- _SET EXERCISE_:
Your job is to retype all of the data word for word, leaving every image out.

- _RECORDS PROVIDED_:
╔══

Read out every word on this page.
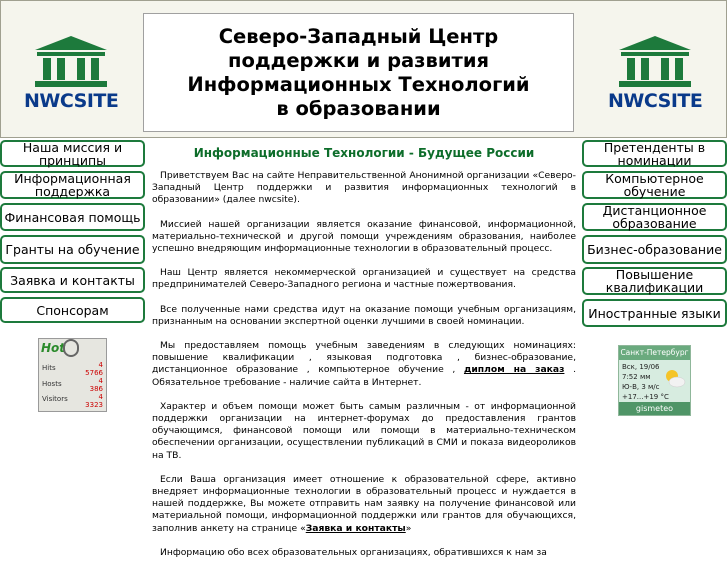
NWCSITE	NWCSITE
Северо-Западный Центр
поддержки и развития
Информационных Технологий
в образовании
Наша миссия и принципы
Информационная поддержка
Финансовая помощь
Гранты на обучение
Заявка и контакты
Спонсорам
Претенденты в номинации
Компьютерное обучение
Дистанционное образование
Бизнес-образование
Повышение квалификации
Иностранные языки
Hot
Hits
5766
Hosts
386
Visitors
3323
4
4
4
Санкт-Петербург
Вск, 19/06
7:52 мм
Ю-В, 3 м/с
+17...+19 °С
gismeteo
Информационные Технологии - Будущее России

Приветствуем Вас на сайте Неправительственной Анонимной организации «Северо-Западный Центр поддержки и развития информационных технологий в образовании» (далее nwcsite).

Миссией нашей организации является оказание финансовой, информационной, материально-технической и другой помощи учреждениям образования, наиболее успешно внедряющим информационные технологии в образовательный процесс.

Наш Центр является некоммерческой организацией и существует на средства предпринимателей Северо-Западного региона и частные пожертвования.

Все полученные нами средства идут на оказание помощи учебным организациям, признанным на основании экспертной оценки лучшими в своей номинации.

Мы предоставляем помощь учебным заведениям в следующих номинациях: повышение квалификации , языковая подготовка , бизнес-образование, дистанционное образование , компьютерное обучение , диплом на заказ . Обязательное требование - наличие сайта в Интернет.

Характер и объем помощи может быть самым различным - от информационной поддержки организации на интернет-форумах до предоставления грантов обучающимся, финансовой помощи или помощи в материально-техническом обеспечении организации, осуществлении публикаций в СМИ и показа видеороликов на ТВ.

Если Ваша организация имеет отношение к образовательной сфере, активно внедряет информационные технологии в образовательный процесс и нуждается в нашей поддержке, Вы можете отправить нам заявку на получение финансовой или материальной помощи, информационной поддержки или грантов для обучающихся, заполнив анкету на странице «Заявка и контакты»

Информацию обо всех образовательных организациях, обратившихся к нам за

╚══

- _OUTPUT BELOW_:
Read out every word on this page.
NWCSITE	NWCSITE
Северо-Западный Центр
поддержки и развития
Информационных Технологий
в образовании
Наша миссия и принципы
Информационная поддержка
Финансовая помощь
Гранты на обучение
Заявка и контакты
Спонсорам
Претенденты в номинации
Компьютерное обучение
Дистанционное образование
Бизнес-образование
Повышение квалификации
Иностранные языки
Hot
Hits
5766
Hosts
386
Visitors
3323
4
4
4
Санкт-Петербург
Вск, 19/06
7:52 мм
Ю-В, 3 м/с
+17...+19 °С
gismeteo
Информационные Технологии - Будущее России

Приветствуем Вас на сайте Неправительственной Анонимной организации «Северо-Западный Центр поддержки и развития информационных технологий в образовании» (далее nwcsite).

Миссией нашей организации является оказание финансовой, информационной, материально-технической и другой помощи учреждениям образования, наиболее успешно внедряющим информационные технологии в образовательный процесс.

Наш Центр является некоммерческой организацией и существует на средства предпринимателей Северо-Западного региона и частные пожертвования.

Все полученные нами средства идут на оказание помощи учебным организациям, признанным на основании экспертной оценки лучшими в своей номинации.

Мы предоставляем помощь учебным заведениям в следующих номинациях: повышение квалификации , языковая подготовка , бизнес-образование, дистанционное образование , компьютерное обучение , диплом на заказ . Обязательное требование - наличие сайта в Интернет.

Характер и объем помощи может быть самым различным - от информационной поддержки организации на интернет-форумах до предоставления грантов обучающимся, финансовой помощи или помощи в материально-техническом обеспечении организации, осуществлении публикаций в СМИ и показа видеороликов на ТВ.

Если Ваша организация имеет отношение к образовательной сфере, активно внедряет информационные технологии в образовательный процесс и нуждается в нашей поддержке, Вы можете отправить нам заявку на получение финансовой или материальной помощи, информационной поддержки или грантов для обучающихся, заполнив анкету на странице «Заявка и контакты»

Информацию обо всех образовательных организациях, обратившихся к нам за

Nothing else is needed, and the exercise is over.